§ TASK INPUT
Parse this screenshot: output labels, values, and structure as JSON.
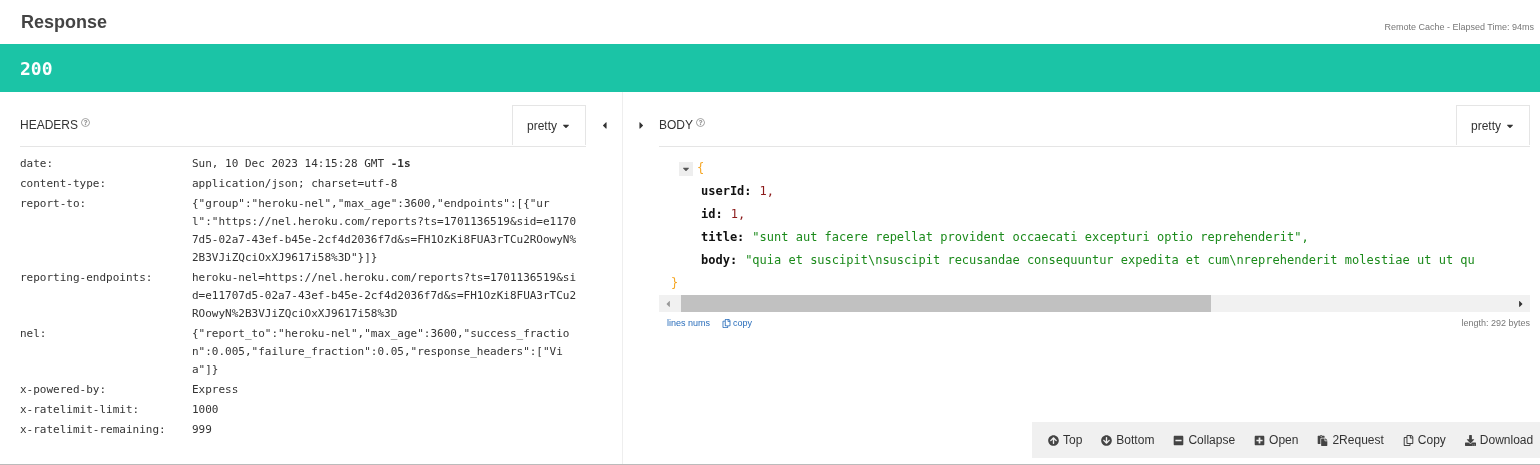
{
  "title": "Response",
  "cache_info": "Remote Cache - Elapsed Time: 94ms",
  "status": "200",
  "headers_panel": {
    "label": "HEADERS",
    "format": "pretty",
    "rows": [
      {
        "name": "date:",
        "value": "Sun, 10 Dec 2023 14:15:28 GMT **-1s**"
      },
      {
        "name": "content-type:",
        "value": "application/json; charset=utf-8"
      },
      {
        "name": "report-to:",
        "value": "{\"group\":\"heroku-nel\",\"max_age\":3600,\"endpoints\":[{\"url\":\"https://nel.heroku.com/reports?ts=1701136519&sid=e11707d5-02a7-43ef-b45e-2cf4d2036f7d&s=FH1OzKi8FUA3rTCu2ROowyN%2B3VJiZQciOxXJ9617i58%3D\"}]}"
      },
      {
        "name": "reporting-endpoints:",
        "value": "heroku-nel=https://nel.heroku.com/reports?ts=1701136519&sid=e11707d5-02a7-43ef-b45e-2cf4d2036f7d&s=FH1OzKi8FUA3rTCu2ROowyN%2B3VJiZQciOxXJ9617i58%3D"
      },
      {
        "name": "nel:",
        "value": "{\"report_to\":\"heroku-nel\",\"max_age\":3600,\"success_fraction\":0.005,\"failure_fraction\":0.05,\"response_headers\":[\"Via\"]}"
      },
      {
        "name": "x-powered-by:",
        "value": "Express"
      },
      {
        "name": "x-ratelimit-limit:",
        "value": "1000"
      },
      {
        "name": "x-ratelimit-remaining:",
        "value": "999"
      }
    ]
  },
  "body_panel": {
    "label": "BODY",
    "format": "pretty",
    "open_brace": "{",
    "close_brace": "}",
    "expanded": true,
    "fields": [
      {
        "key": "userId:",
        "value": "1,",
        "kind": "number"
      },
      {
        "key": "id:",
        "value": "1,",
        "kind": "number"
      },
      {
        "key": "title:",
        "value": "\"sunt aut facere repellat provident occaecati excepturi optio reprehenderit\",",
        "kind": "string"
      },
      {
        "key": "body:",
        "value": "\"quia et suscipit\\nsuscipit recusandae consequuntur expedita et cum\\nreprehenderit molestiae ut ut qu",
        "kind": "string"
      }
    ],
    "links": [
      "lines nums",
      "copy"
    ],
    "length": "length: 292 bytes"
  },
  "toolbar": [
    "Top",
    "Bottom",
    "Collapse",
    "Open",
    "2Request",
    "Copy",
    "Download"
  ]
}
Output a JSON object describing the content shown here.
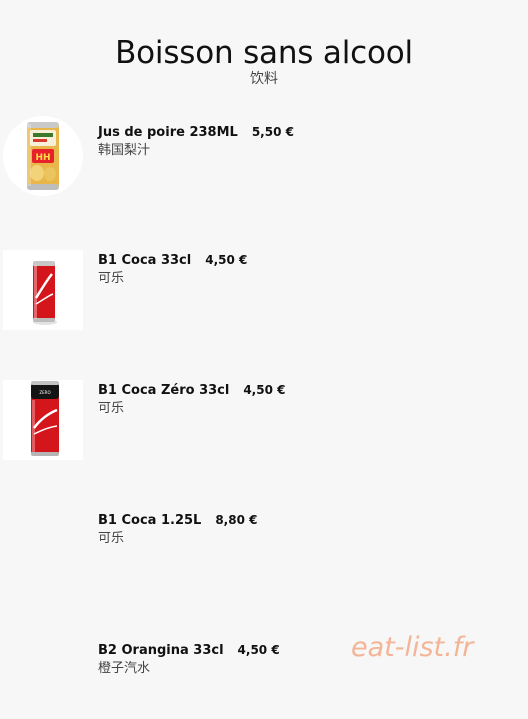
{
  "header": {
    "title": "Boisson sans alcool",
    "subtitle": "饮料"
  },
  "items": [
    {
      "name": "Jus de poire 238ML",
      "price": "5,50 €",
      "desc": "韩国梨汁",
      "image": "pear-juice-can"
    },
    {
      "name": "B1 Coca 33cl",
      "price": "4,50 €",
      "desc": "可乐",
      "image": "coca-cola-can"
    },
    {
      "name": "B1 Coca Zéro 33cl",
      "price": "4,50 €",
      "desc": "可乐",
      "image": "coca-cola-zero-can"
    },
    {
      "name": "B1 Coca 1.25L",
      "price": "8,80 €",
      "desc": "可乐"
    },
    {
      "name": "B2 Orangina 33cl",
      "price": "4,50 €",
      "desc": "橙子汽水"
    }
  ],
  "watermark": "eat-list.fr",
  "colors": {
    "background": "#f7f7f7",
    "watermark": "#f3b596",
    "coca_red": "#d4161c"
  }
}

§ YOUR TASK
Repeat the listing in full and exactly. Do not include any images.

§ FINAL RESULT
Parse this screenshot: output labels, values, and structure as JSON.
{
  "title": "Response",
  "cache_info": "Remote Cache - Elapsed Time: 94ms",
  "status": "200",
  "headers_panel": {
    "label": "HEADERS",
    "format": "pretty",
    "rows": [
      {
        "name": "date:",
        "value": "Sun, 10 Dec 2023 14:15:28 GMT **-1s**"
      },
      {
        "name": "content-type:",
        "value": "application/json; charset=utf-8"
      },
      {
        "name": "report-to:",
        "value": "{\"group\":\"heroku-nel\",\"max_age\":3600,\"endpoints\":[{\"url\":\"https://nel.heroku.com/reports?ts=1701136519&sid=e11707d5-02a7-43ef-b45e-2cf4d2036f7d&s=FH1OzKi8FUA3rTCu2ROowyN%2B3VJiZQciOxXJ9617i58%3D\"}]}"
      },
      {
        "name": "reporting-endpoints:",
        "value": "heroku-nel=https://nel.heroku.com/reports?ts=1701136519&sid=e11707d5-02a7-43ef-b45e-2cf4d2036f7d&s=FH1OzKi8FUA3rTCu2ROowyN%2B3VJiZQciOxXJ9617i58%3D"
      },
      {
        "name": "nel:",
        "value": "{\"report_to\":\"heroku-nel\",\"max_age\":3600,\"success_fraction\":0.005,\"failure_fraction\":0.05,\"response_headers\":[\"Via\"]}"
      },
      {
        "name": "x-powered-by:",
        "value": "Express"
      },
      {
        "name": "x-ratelimit-limit:",
        "value": "1000"
      },
      {
        "name": "x-ratelimit-remaining:",
        "value": "999"
      }
    ]
  },
  "body_panel": {
    "label": "BODY",
    "format": "pretty",
    "open_brace": "{",
    "close_brace": "}",
    "expanded": true,
    "fields": [
      {
        "key": "userId:",
        "value": "1,",
        "kind": "number"
      },
      {
        "key": "id:",
        "value": "1,",
        "kind": "number"
      },
      {
        "key": "title:",
        "value": "\"sunt aut facere repellat provident occaecati excepturi optio reprehenderit\",",
        "kind": "string"
      },
      {
        "key": "body:",
        "value": "\"quia et suscipit\\nsuscipit recusandae consequuntur expedita et cum\\nreprehenderit molestiae ut ut qu",
        "kind": "string"
      }
    ],
    "links": [
      "lines nums",
      "copy"
    ],
    "length": "length: 292 bytes"
  },
  "toolbar": [
    "Top",
    "Bottom",
    "Collapse",
    "Open",
    "2Request",
    "Copy",
    "Download"
  ]
}
Output a JSON object describing the content shown here.
{
  "header": {
    "title": "Boisson sans alcool",
    "subtitle": "饮料"
  },
  "items": [
    {
      "name": "Jus de poire 238ML",
      "price": "5,50 €",
      "desc": "韩国梨汁",
      "image": "pear-juice-can"
    },
    {
      "name": "B1 Coca 33cl",
      "price": "4,50 €",
      "desc": "可乐",
      "image": "coca-cola-can"
    },
    {
      "name": "B1 Coca Zéro 33cl",
      "price": "4,50 €",
      "desc": "可乐",
      "image": "coca-cola-zero-can"
    },
    {
      "name": "B1 Coca 1.25L",
      "price": "8,80 €",
      "desc": "可乐"
    },
    {
      "name": "B2 Orangina 33cl",
      "price": "4,50 €",
      "desc": "橙子汽水"
    }
  ],
  "watermark": "eat-list.fr",
  "colors": {
    "background": "#f7f7f7",
    "watermark": "#f3b596",
    "coca_red": "#d4161c"
  }
}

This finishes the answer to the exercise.